** start of MATERIAL FOR THIS TASK **

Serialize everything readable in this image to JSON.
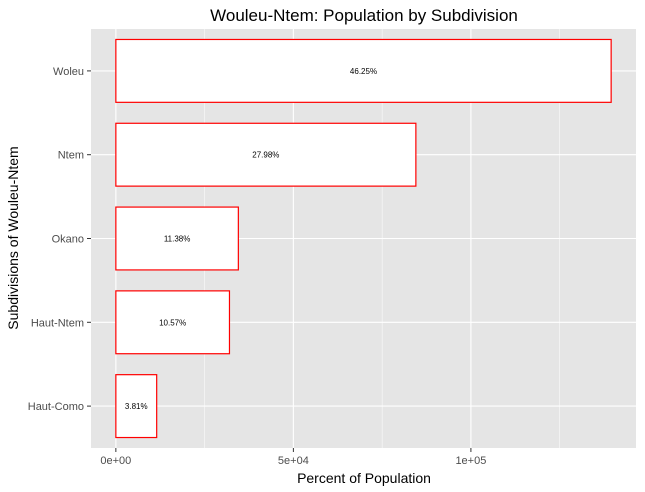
{
  "chart_data": {
    "type": "bar",
    "orientation": "horizontal",
    "title": "Wouleu-Ntem: Population by Subdivision",
    "xlabel": "Percent of Population",
    "ylabel": "Subdivisions of Wouleu-Ntem",
    "categories": [
      "Haut-Como",
      "Haut-Ntem",
      "Okano",
      "Ntem",
      "Woleu"
    ],
    "values": [
      11500,
      32000,
      34500,
      84500,
      139500
    ],
    "data_labels": [
      "3.81%",
      "10.57%",
      "11.38%",
      "27.98%",
      "46.25%"
    ],
    "x_ticks": [
      0,
      50000,
      100000
    ],
    "x_tick_labels": [
      "0e+00",
      "5e+04",
      "1e+05"
    ],
    "xlim": [
      -7000,
      146500
    ],
    "grid": true,
    "colors": {
      "panel_background": "#e5e5e5",
      "grid_line": "#ffffff",
      "bar_fill": "#ffffff",
      "bar_outline": "#ff0000",
      "tick_label": "#4d4d4d",
      "text": "#000000"
    }
  }
}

** end of MATERIAL FOR THIS TASK **

WHAT IS NEEDED: Print out the lines exactly, skipping any picture.

EXERCISE SOLUTION:
Serialize everything readable in this image to JSON.
{
  "chart_data": {
    "type": "bar",
    "orientation": "horizontal",
    "title": "Wouleu-Ntem: Population by Subdivision",
    "xlabel": "Percent of Population",
    "ylabel": "Subdivisions of Wouleu-Ntem",
    "categories": [
      "Haut-Como",
      "Haut-Ntem",
      "Okano",
      "Ntem",
      "Woleu"
    ],
    "values": [
      11500,
      32000,
      34500,
      84500,
      139500
    ],
    "data_labels": [
      "3.81%",
      "10.57%",
      "11.38%",
      "27.98%",
      "46.25%"
    ],
    "x_ticks": [
      0,
      50000,
      100000
    ],
    "x_tick_labels": [
      "0e+00",
      "5e+04",
      "1e+05"
    ],
    "xlim": [
      -7000,
      146500
    ],
    "grid": true,
    "colors": {
      "panel_background": "#e5e5e5",
      "grid_line": "#ffffff",
      "bar_fill": "#ffffff",
      "bar_outline": "#ff0000",
      "tick_label": "#4d4d4d",
      "text": "#000000"
    }
  }
}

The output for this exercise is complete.